* Stated task:
Pick out every line holding the string "游戏进行一次后" and copy it.

————————

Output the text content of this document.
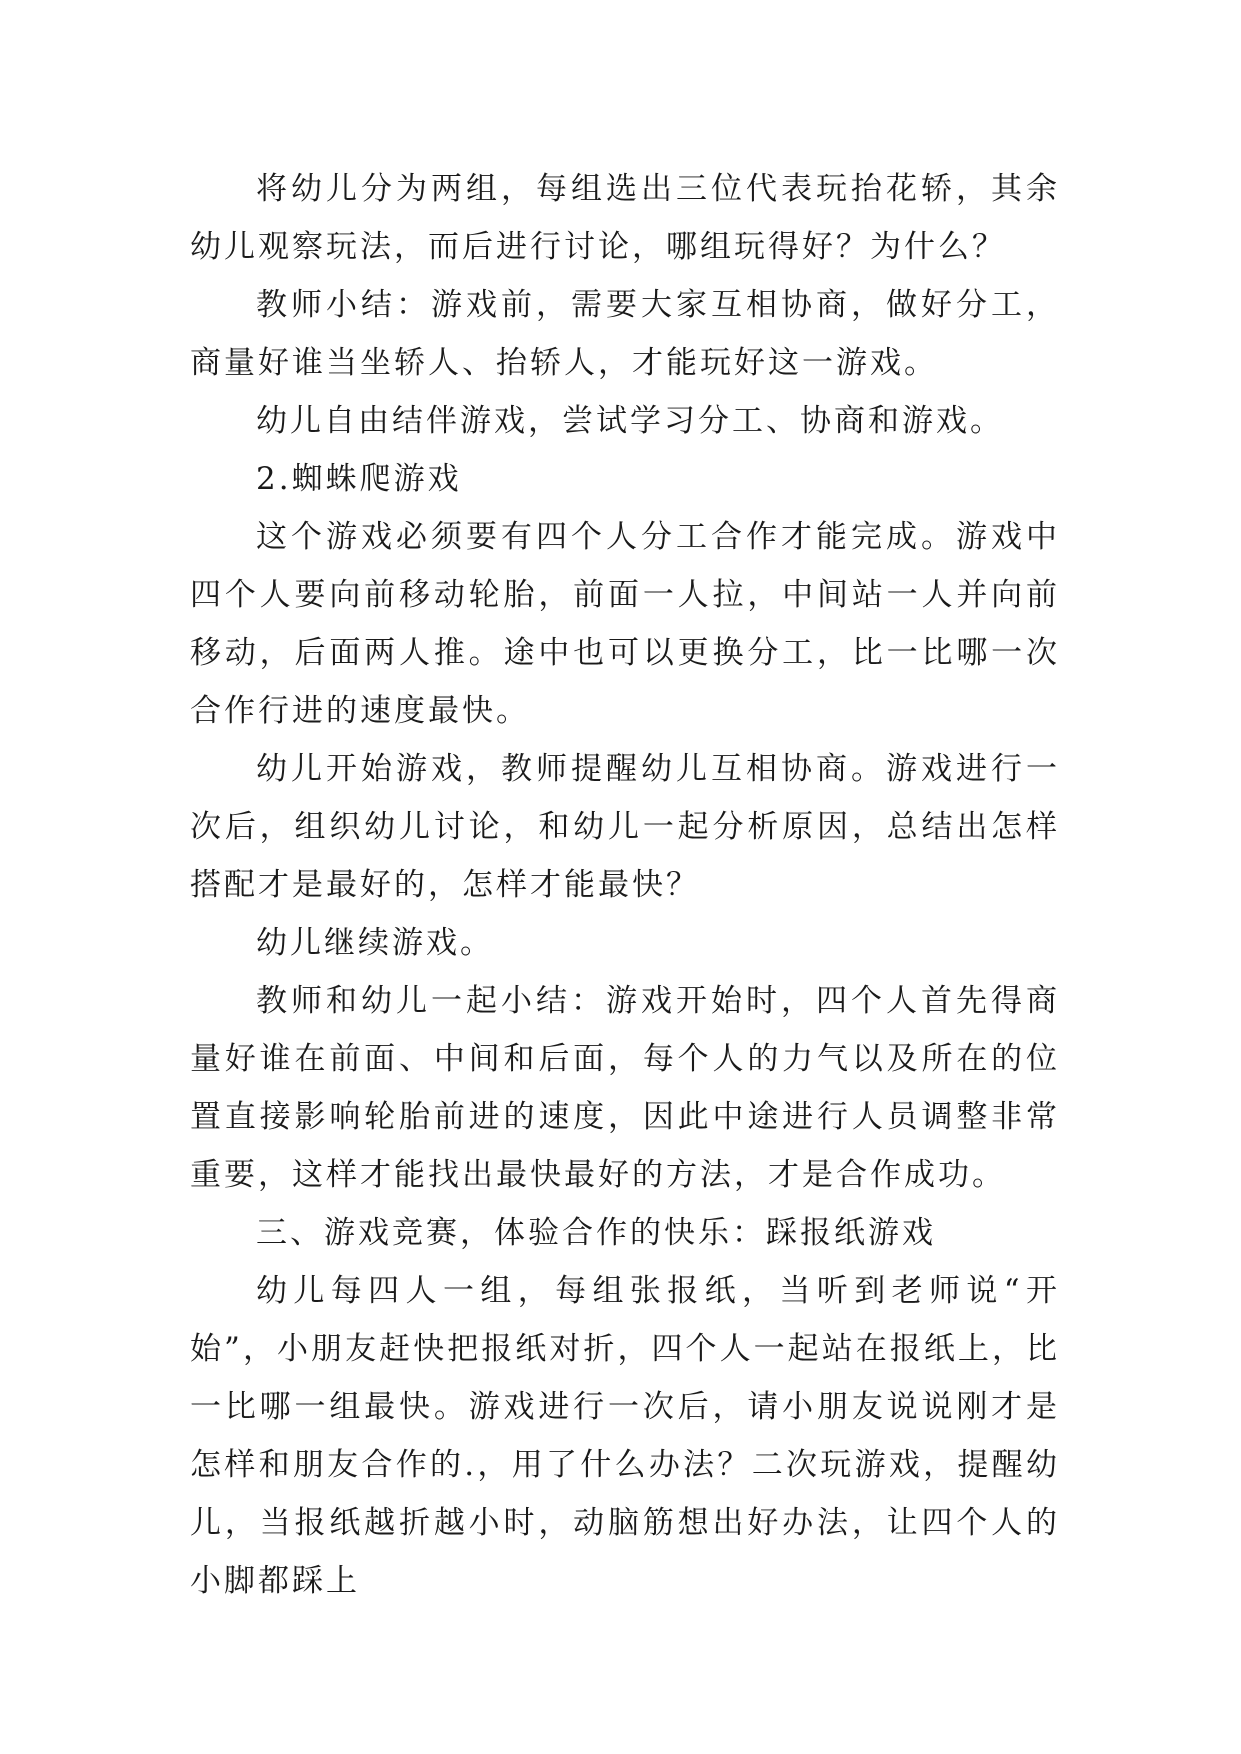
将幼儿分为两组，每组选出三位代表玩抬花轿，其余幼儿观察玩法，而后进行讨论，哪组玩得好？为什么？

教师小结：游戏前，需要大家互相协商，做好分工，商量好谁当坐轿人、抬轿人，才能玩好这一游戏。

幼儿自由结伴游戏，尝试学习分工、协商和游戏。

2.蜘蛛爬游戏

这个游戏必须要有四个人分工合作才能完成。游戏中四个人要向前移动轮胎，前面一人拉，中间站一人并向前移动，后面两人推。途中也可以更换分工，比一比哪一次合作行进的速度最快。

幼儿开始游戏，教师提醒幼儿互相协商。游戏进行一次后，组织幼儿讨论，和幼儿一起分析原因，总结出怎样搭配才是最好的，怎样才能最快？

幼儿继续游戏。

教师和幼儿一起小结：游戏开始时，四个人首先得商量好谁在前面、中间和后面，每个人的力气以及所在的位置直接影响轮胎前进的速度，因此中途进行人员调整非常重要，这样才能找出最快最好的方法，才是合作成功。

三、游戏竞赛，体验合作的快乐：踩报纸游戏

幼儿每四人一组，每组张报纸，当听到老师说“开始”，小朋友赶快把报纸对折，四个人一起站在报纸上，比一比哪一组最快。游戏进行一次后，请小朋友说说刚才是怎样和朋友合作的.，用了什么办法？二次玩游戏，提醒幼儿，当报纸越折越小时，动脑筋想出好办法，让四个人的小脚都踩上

————————

* Response to the task:
幼儿开始游戏，教师提醒幼儿互相协商。游戏进行一次后，组织幼儿讨论，和幼儿一起分析原因，总结出怎样搭配才是最好的，怎样才能最快？
幼儿每四人一组，每组张报纸，当听到老师说“开始”，小朋友赶快把报纸对折，四个人一起站在报纸上，比一比哪一组最快。游戏进行一次后，请小朋友说说刚才是怎样和朋友合作的.，用了什么办法？二次玩游戏，提醒幼儿，当报纸越折越小时，动脑筋想出好办法，让四个人的小脚都踩上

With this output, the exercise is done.